YOUR OBJECTIVE → Reply with each record repeated exactly.

INPUT MATERIAL →
┄┄┄┄┄┄┄┄┄┄

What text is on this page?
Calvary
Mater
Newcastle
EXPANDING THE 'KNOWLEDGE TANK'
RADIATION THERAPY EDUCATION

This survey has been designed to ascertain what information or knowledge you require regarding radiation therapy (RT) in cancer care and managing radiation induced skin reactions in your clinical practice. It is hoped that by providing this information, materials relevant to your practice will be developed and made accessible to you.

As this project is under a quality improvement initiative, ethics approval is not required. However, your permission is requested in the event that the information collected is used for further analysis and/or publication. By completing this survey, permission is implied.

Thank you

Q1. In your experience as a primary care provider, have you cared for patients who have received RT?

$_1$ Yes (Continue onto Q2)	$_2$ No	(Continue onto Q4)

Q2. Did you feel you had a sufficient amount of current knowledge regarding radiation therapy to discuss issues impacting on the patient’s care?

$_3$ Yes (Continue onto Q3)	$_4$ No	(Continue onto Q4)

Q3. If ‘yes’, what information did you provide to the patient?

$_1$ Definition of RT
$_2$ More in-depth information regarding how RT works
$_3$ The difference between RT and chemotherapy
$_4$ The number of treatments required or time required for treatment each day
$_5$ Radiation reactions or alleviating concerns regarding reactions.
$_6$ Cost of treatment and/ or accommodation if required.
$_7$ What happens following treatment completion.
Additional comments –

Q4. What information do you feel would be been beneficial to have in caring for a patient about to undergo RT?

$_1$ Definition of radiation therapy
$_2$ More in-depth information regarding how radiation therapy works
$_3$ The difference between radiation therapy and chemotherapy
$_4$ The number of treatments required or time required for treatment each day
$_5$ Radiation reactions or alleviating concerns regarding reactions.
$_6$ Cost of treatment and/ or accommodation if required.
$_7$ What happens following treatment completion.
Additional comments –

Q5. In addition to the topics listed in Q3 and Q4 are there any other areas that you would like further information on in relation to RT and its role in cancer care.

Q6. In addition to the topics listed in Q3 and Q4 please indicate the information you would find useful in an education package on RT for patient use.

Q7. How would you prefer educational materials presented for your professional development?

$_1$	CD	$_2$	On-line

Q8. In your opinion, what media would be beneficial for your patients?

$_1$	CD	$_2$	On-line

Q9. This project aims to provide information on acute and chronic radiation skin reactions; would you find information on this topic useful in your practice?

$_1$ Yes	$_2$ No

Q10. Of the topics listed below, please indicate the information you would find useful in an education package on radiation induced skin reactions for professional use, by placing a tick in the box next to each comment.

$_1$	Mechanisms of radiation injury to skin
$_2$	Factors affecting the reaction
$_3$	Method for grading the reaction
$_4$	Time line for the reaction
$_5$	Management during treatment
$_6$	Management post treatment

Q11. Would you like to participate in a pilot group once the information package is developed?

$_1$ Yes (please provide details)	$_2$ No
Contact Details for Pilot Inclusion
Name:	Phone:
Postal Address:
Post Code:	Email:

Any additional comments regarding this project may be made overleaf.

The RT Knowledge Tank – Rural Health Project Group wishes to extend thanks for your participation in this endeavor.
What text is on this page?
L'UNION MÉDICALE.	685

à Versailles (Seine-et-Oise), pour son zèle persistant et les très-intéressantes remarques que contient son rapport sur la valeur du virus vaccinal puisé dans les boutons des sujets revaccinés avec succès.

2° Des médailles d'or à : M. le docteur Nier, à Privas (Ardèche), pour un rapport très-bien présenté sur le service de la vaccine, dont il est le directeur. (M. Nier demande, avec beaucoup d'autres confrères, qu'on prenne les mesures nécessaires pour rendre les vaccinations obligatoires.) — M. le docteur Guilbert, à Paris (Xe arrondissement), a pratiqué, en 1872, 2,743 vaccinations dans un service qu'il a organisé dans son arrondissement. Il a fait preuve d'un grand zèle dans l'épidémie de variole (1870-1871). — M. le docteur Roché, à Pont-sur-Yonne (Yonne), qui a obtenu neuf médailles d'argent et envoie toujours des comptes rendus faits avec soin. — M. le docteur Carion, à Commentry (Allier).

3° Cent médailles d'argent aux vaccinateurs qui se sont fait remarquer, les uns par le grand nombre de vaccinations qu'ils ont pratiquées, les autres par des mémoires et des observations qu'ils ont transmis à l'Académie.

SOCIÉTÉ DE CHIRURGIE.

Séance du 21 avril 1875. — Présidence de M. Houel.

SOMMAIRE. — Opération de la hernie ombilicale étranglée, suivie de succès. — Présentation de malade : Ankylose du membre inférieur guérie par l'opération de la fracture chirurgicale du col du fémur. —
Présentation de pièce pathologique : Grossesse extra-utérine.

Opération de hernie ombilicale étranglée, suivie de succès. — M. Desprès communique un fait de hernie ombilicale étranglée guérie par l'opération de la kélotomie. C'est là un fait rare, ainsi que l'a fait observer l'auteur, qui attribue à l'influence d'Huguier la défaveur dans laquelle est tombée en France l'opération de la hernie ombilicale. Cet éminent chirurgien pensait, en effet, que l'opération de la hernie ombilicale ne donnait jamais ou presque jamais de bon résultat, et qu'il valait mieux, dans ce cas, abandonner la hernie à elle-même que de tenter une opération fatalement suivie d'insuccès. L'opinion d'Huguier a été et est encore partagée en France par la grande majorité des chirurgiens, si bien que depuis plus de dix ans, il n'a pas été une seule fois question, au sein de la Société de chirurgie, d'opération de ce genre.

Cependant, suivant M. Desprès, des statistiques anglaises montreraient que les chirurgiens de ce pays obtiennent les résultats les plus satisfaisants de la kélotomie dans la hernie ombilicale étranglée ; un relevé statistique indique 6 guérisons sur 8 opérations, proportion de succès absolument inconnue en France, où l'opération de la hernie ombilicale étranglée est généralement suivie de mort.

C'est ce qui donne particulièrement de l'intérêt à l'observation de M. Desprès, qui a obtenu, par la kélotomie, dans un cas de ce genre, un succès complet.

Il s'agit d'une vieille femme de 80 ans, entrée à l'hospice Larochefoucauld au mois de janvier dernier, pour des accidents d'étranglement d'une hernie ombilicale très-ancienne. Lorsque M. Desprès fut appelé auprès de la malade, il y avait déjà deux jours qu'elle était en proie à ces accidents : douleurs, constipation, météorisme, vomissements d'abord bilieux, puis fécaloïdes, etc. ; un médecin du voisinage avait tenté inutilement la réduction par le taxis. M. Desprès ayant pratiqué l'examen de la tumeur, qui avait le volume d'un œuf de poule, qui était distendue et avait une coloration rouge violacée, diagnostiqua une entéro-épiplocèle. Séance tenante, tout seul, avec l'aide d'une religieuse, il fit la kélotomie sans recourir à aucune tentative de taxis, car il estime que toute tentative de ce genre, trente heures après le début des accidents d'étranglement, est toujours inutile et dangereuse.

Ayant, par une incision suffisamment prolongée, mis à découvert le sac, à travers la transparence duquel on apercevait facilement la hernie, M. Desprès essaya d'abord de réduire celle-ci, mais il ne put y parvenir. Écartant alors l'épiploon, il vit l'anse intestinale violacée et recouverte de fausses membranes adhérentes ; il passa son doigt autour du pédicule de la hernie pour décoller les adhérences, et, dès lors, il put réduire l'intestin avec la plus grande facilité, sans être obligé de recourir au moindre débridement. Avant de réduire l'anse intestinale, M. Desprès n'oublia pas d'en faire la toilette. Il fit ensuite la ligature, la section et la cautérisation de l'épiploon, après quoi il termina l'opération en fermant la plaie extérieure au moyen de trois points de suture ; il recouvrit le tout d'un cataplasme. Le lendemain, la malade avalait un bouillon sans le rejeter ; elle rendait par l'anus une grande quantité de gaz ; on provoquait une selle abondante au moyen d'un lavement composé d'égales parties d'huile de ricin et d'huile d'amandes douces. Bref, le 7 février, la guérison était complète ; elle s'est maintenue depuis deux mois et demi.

┄┄┄┄┄┄┄┄┄┄

WRITTEN SOLUTION →
What text is on this page?
Calvary
Mater
Newcastle
EXPANDING THE 'KNOWLEDGE TANK'
RADIATION THERAPY EDUCATION

This survey has been designed to ascertain what information or knowledge you require regarding radiation therapy (RT) in cancer care and managing radiation induced skin reactions in your clinical practice. It is hoped that by providing this information, materials relevant to your practice will be developed and made accessible to you.

As this project is under a quality improvement initiative, ethics approval is not required. However, your permission is requested in the event that the information collected is used for further analysis and/or publication. By completing this survey, permission is implied.

Thank you

Q1. In your experience as a primary care provider, have you cared for patients who have received RT?

$_1$ Yes (Continue onto Q2)	$_2$ No	(Continue onto Q4)

Q2. Did you feel you had a sufficient amount of current knowledge regarding radiation therapy to discuss issues impacting on the patient’s care?

$_3$ Yes (Continue onto Q3)	$_4$ No	(Continue onto Q4)

Q3. If ‘yes’, what information did you provide to the patient?

$_1$ Definition of RT
$_2$ More in-depth information regarding how RT works
$_3$ The difference between RT and chemotherapy
$_4$ The number of treatments required or time required for treatment each day
$_5$ Radiation reactions or alleviating concerns regarding reactions.
$_6$ Cost of treatment and/ or accommodation if required.
$_7$ What happens following treatment completion.
Additional comments –

Q4. What information do you feel would be been beneficial to have in caring for a patient about to undergo RT?

$_1$ Definition of radiation therapy
$_2$ More in-depth information regarding how radiation therapy works
$_3$ The difference between radiation therapy and chemotherapy
$_4$ The number of treatments required or time required for treatment each day
$_5$ Radiation reactions or alleviating concerns regarding reactions.
$_6$ Cost of treatment and/ or accommodation if required.
$_7$ What happens following treatment completion.
Additional comments –

Q5. In addition to the topics listed in Q3 and Q4 are there any other areas that you would like further information on in relation to RT and its role in cancer care.

Q6. In addition to the topics listed in Q3 and Q4 please indicate the information you would find useful in an education package on RT for patient use.

Q7. How would you prefer educational materials presented for your professional development?

$_1$	CD	$_2$	On-line

Q8. In your opinion, what media would be beneficial for your patients?

$_1$	CD	$_2$	On-line

Q9. This project aims to provide information on acute and chronic radiation skin reactions; would you find information on this topic useful in your practice?

$_1$ Yes	$_2$ No

Q10. Of the topics listed below, please indicate the information you would find useful in an education package on radiation induced skin reactions for professional use, by placing a tick in the box next to each comment.

$_1$	Mechanisms of radiation injury to skin
$_2$	Factors affecting the reaction
$_3$	Method for grading the reaction
$_4$	Time line for the reaction
$_5$	Management during treatment
$_6$	Management post treatment

Q11. Would you like to participate in a pilot group once the information package is developed?

$_1$ Yes (please provide details)	$_2$ No
Contact Details for Pilot Inclusion
Name:	Phone:
Postal Address:
Post Code:	Email:

Any additional comments regarding this project may be made overleaf.

The RT Knowledge Tank – Rural Health Project Group wishes to extend thanks for your participation in this endeavor.
What text is on this page?
L'UNION MÉDICALE.	685

à Versailles (Seine-et-Oise), pour son zèle persistant et les très-intéressantes remarques que contient son rapport sur la valeur du virus vaccinal puisé dans les boutons des sujets revaccinés avec succès.

2° Des médailles d'or à : M. le docteur Nier, à Privas (Ardèche), pour un rapport très-bien présenté sur le service de la vaccine, dont il est le directeur. (M. Nier demande, avec beaucoup d'autres confrères, qu'on prenne les mesures nécessaires pour rendre les vaccinations obligatoires.) — M. le docteur Guilbert, à Paris (Xe arrondissement), a pratiqué, en 1872, 2,743 vaccinations dans un service qu'il a organisé dans son arrondissement. Il a fait preuve d'un grand zèle dans l'épidémie de variole (1870-1871). — M. le docteur Roché, à Pont-sur-Yonne (Yonne), qui a obtenu neuf médailles d'argent et envoie toujours des comptes rendus faits avec soin. — M. le docteur Carion, à Commentry (Allier).

3° Cent médailles d'argent aux vaccinateurs qui se sont fait remarquer, les uns par le grand nombre de vaccinations qu'ils ont pratiquées, les autres par des mémoires et des observations qu'ils ont transmis à l'Académie.

SOCIÉTÉ DE CHIRURGIE.

Séance du 21 avril 1875. — Présidence de M. Houel.

SOMMAIRE. — Opération de la hernie ombilicale étranglée, suivie de succès. — Présentation de malade : Ankylose du membre inférieur guérie par l'opération de la fracture chirurgicale du col du fémur. —
Présentation de pièce pathologique : Grossesse extra-utérine.

Opération de hernie ombilicale étranglée, suivie de succès. — M. Desprès communique un fait de hernie ombilicale étranglée guérie par l'opération de la kélotomie. C'est là un fait rare, ainsi que l'a fait observer l'auteur, qui attribue à l'influence d'Huguier la défaveur dans laquelle est tombée en France l'opération de la hernie ombilicale. Cet éminent chirurgien pensait, en effet, que l'opération de la hernie ombilicale ne donnait jamais ou presque jamais de bon résultat, et qu'il valait mieux, dans ce cas, abandonner la hernie à elle-même que de tenter une opération fatalement suivie d'insuccès. L'opinion d'Huguier a été et est encore partagée en France par la grande majorité des chirurgiens, si bien que depuis plus de dix ans, il n'a pas été une seule fois question, au sein de la Société de chirurgie, d'opération de ce genre.

Cependant, suivant M. Desprès, des statistiques anglaises montreraient que les chirurgiens de ce pays obtiennent les résultats les plus satisfaisants de la kélotomie dans la hernie ombilicale étranglée ; un relevé statistique indique 6 guérisons sur 8 opérations, proportion de succès absolument inconnue en France, où l'opération de la hernie ombilicale étranglée est généralement suivie de mort.

C'est ce qui donne particulièrement de l'intérêt à l'observation de M. Desprès, qui a obtenu, par la kélotomie, dans un cas de ce genre, un succès complet.

Il s'agit d'une vieille femme de 80 ans, entrée à l'hospice Larochefoucauld au mois de janvier dernier, pour des accidents d'étranglement d'une hernie ombilicale très-ancienne. Lorsque M. Desprès fut appelé auprès de la malade, il y avait déjà deux jours qu'elle était en proie à ces accidents : douleurs, constipation, météorisme, vomissements d'abord bilieux, puis fécaloïdes, etc. ; un médecin du voisinage avait tenté inutilement la réduction par le taxis. M. Desprès ayant pratiqué l'examen de la tumeur, qui avait le volume d'un œuf de poule, qui était distendue et avait une coloration rouge violacée, diagnostiqua une entéro-épiplocèle. Séance tenante, tout seul, avec l'aide d'une religieuse, il fit la kélotomie sans recourir à aucune tentative de taxis, car il estime que toute tentative de ce genre, trente heures après le début des accidents d'étranglement, est toujours inutile et dangereuse.

Ayant, par une incision suffisamment prolongée, mis à découvert le sac, à travers la transparence duquel on apercevait facilement la hernie, M. Desprès essaya d'abord de réduire celle-ci, mais il ne put y parvenir. Écartant alors l'épiploon, il vit l'anse intestinale violacée et recouverte de fausses membranes adhérentes ; il passa son doigt autour du pédicule de la hernie pour décoller les adhérences, et, dès lors, il put réduire l'intestin avec la plus grande facilité, sans être obligé de recourir au moindre débridement. Avant de réduire l'anse intestinale, M. Desprès n'oublia pas d'en faire la toilette. Il fit ensuite la ligature, la section et la cautérisation de l'épiploon, après quoi il termina l'opération en fermant la plaie extérieure au moyen de trois points de suture ; il recouvrit le tout d'un cataplasme. Le lendemain, la malade avalait un bouillon sans le rejeter ; elle rendait par l'anus une grande quantité de gaz ; on provoquait une selle abondante au moyen d'un lavement composé d'égales parties d'huile de ricin et d'huile d'amandes douces. Bref, le 7 février, la guérison était complète ; elle s'est maintenue depuis deux mois et demi.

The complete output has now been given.